▽

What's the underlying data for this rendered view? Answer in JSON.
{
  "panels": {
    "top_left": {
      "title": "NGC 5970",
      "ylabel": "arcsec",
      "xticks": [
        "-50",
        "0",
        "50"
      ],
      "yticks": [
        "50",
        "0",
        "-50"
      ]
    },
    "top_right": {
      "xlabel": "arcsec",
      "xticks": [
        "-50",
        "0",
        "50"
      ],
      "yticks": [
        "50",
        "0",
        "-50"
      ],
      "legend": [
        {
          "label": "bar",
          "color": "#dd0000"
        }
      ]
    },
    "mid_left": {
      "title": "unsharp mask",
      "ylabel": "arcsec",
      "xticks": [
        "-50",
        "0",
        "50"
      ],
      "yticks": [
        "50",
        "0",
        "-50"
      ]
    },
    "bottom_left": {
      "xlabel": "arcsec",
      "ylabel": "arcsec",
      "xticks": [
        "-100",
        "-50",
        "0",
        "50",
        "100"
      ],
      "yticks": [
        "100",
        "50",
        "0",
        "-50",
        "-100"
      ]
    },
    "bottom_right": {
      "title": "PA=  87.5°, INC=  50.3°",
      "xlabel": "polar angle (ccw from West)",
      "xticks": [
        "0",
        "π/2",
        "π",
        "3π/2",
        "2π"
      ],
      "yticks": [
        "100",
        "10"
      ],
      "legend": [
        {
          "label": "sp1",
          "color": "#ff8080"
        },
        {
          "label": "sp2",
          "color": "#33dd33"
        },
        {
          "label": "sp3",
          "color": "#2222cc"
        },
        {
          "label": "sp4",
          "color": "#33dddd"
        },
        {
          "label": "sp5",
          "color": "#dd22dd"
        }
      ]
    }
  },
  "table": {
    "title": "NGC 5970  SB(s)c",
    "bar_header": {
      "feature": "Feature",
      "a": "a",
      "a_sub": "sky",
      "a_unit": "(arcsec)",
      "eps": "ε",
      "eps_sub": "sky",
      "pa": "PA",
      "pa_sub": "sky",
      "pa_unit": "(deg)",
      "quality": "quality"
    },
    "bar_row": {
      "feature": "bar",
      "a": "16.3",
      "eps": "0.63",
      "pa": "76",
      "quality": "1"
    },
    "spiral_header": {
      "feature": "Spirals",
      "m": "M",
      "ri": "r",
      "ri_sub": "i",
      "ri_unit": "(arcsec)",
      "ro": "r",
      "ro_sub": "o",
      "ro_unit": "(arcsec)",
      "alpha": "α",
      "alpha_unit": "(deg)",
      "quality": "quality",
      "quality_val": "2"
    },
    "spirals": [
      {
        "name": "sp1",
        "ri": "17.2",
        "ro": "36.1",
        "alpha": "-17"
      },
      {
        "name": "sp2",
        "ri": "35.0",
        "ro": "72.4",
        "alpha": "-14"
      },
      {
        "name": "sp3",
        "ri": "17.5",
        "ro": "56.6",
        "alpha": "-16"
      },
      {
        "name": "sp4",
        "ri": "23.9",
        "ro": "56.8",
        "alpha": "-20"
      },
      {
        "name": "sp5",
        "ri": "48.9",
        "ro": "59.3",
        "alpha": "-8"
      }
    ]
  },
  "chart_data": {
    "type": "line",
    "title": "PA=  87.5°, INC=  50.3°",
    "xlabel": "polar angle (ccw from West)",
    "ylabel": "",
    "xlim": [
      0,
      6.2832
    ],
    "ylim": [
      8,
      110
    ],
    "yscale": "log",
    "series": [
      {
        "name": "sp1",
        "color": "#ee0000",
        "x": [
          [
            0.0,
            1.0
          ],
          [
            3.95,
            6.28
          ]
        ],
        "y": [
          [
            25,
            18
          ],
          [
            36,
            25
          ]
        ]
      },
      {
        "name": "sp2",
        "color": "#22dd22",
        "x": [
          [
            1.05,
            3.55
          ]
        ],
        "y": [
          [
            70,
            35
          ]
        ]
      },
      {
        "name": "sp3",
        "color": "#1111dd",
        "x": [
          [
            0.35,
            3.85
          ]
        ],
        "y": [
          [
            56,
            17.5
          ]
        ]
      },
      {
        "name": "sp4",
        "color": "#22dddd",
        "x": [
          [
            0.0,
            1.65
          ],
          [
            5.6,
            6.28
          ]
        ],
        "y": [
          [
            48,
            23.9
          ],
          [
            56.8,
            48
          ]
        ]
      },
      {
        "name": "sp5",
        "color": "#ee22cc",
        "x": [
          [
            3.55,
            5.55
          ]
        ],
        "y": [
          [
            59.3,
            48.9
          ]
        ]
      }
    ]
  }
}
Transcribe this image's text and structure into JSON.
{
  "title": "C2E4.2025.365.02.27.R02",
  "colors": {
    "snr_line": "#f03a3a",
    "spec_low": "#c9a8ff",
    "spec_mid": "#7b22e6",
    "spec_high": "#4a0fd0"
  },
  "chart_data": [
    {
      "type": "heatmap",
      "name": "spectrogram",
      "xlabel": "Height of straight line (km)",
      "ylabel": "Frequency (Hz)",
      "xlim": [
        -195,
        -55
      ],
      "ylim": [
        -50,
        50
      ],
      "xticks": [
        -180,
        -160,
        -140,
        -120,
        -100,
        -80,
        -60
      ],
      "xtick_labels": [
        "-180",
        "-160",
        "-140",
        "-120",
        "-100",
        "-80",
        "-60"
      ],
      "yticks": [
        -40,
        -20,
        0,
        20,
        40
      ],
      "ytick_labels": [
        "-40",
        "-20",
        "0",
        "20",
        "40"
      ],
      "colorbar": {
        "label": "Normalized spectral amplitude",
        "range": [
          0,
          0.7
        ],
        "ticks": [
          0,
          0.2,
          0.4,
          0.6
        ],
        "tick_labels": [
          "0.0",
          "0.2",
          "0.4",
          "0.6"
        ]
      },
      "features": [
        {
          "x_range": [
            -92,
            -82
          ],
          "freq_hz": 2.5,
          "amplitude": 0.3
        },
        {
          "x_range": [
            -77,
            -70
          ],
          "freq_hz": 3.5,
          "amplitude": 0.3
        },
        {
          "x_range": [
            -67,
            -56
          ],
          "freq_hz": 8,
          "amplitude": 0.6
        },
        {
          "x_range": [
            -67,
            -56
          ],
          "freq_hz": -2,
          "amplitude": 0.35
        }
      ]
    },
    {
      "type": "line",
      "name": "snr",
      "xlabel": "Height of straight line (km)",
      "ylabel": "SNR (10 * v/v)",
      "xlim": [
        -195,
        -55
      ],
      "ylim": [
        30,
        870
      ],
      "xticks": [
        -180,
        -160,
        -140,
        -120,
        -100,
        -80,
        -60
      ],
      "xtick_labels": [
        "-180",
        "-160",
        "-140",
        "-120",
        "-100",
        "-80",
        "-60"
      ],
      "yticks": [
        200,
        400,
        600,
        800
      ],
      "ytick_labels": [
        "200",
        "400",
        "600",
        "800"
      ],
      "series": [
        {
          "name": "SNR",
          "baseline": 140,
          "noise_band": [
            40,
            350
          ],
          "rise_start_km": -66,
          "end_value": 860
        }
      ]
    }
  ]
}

△

The problem: Find each line holding the word "West" and copy it.

Task response:
      "xlabel": "polar angle (ccw from West)",
    "xlabel": "polar angle (ccw from West)",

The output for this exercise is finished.